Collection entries
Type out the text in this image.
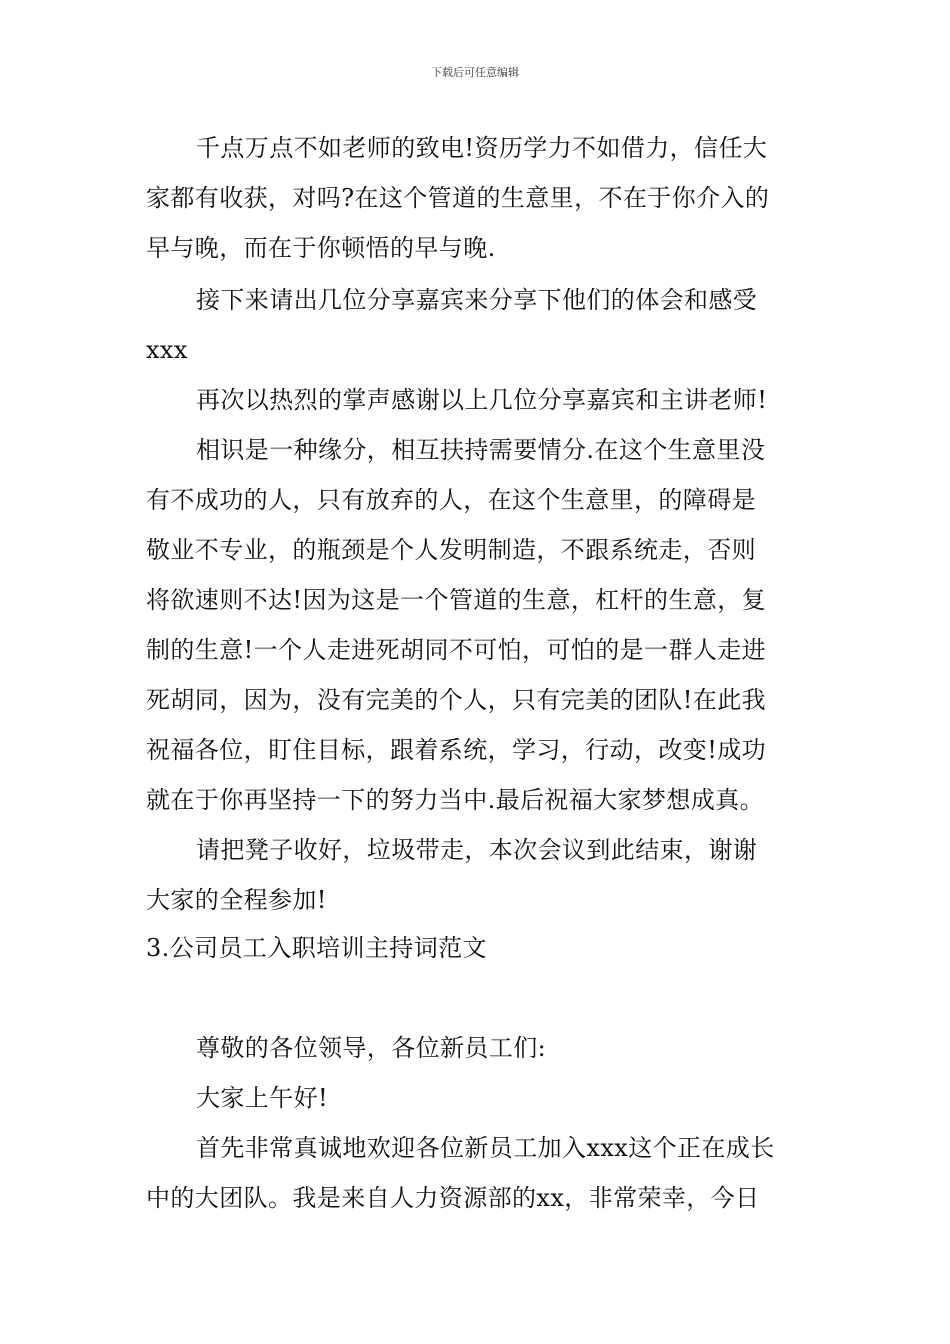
下载后可任意编辑
千点万点不如老师的致电!资历学力不如借力，信任大
家都有收获，对吗?在这个管道的生意里，不在于你介入的
早与晚，而在于你顿悟的早与晚.
接下来请出几位分享嘉宾来分享下他们的体会和感受
xxx
再次以热烈的掌声感谢以上几位分享嘉宾和主讲老师!
相识是一种缘分，相互扶持需要情分.在这个生意里没
有不成功的人，只有放弃的人，在这个生意里，的障碍是
敬业不专业，的瓶颈是个人发明制造，不跟系统走，否则
将欲速则不达!因为这是一个管道的生意，杠杆的生意，复
制的生意!一个人走进死胡同不可怕，可怕的是一群人走进
死胡同，因为，没有完美的个人，只有完美的团队!在此我
祝福各位，盯住目标，跟着系统，学习，行动，改变!成功
就在于你再坚持一下的努力当中.最后祝福大家梦想成真。
请把凳子收好，垃圾带走，本次会议到此结束，谢谢
大家的全程参加!
3.公司员工入职培训主持词范文
尊敬的各位领导，各位新员工们:
大家上午好!
首先非常真诚地欢迎各位新员工加入xxx这个正在成长
中的大团队。我是来自人力资源部的xx，非常荣幸，今日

[Required work] Give back the whole listing as it stands, minus its pictures.

[The result]
Type out the text in this image.
下载后可任意编辑
千点万点不如老师的致电!资历学力不如借力，信任大
家都有收获，对吗?在这个管道的生意里，不在于你介入的
早与晚，而在于你顿悟的早与晚.
接下来请出几位分享嘉宾来分享下他们的体会和感受
xxx
再次以热烈的掌声感谢以上几位分享嘉宾和主讲老师!
相识是一种缘分，相互扶持需要情分.在这个生意里没
有不成功的人，只有放弃的人，在这个生意里，的障碍是
敬业不专业，的瓶颈是个人发明制造，不跟系统走，否则
将欲速则不达!因为这是一个管道的生意，杠杆的生意，复
制的生意!一个人走进死胡同不可怕，可怕的是一群人走进
死胡同，因为，没有完美的个人，只有完美的团队!在此我
祝福各位，盯住目标，跟着系统，学习，行动，改变!成功
就在于你再坚持一下的努力当中.最后祝福大家梦想成真。
请把凳子收好，垃圾带走，本次会议到此结束，谢谢
大家的全程参加!
3.公司员工入职培训主持词范文
尊敬的各位领导，各位新员工们:
大家上午好!
首先非常真诚地欢迎各位新员工加入xxx这个正在成长
中的大团队。我是来自人力资源部的xx，非常荣幸，今日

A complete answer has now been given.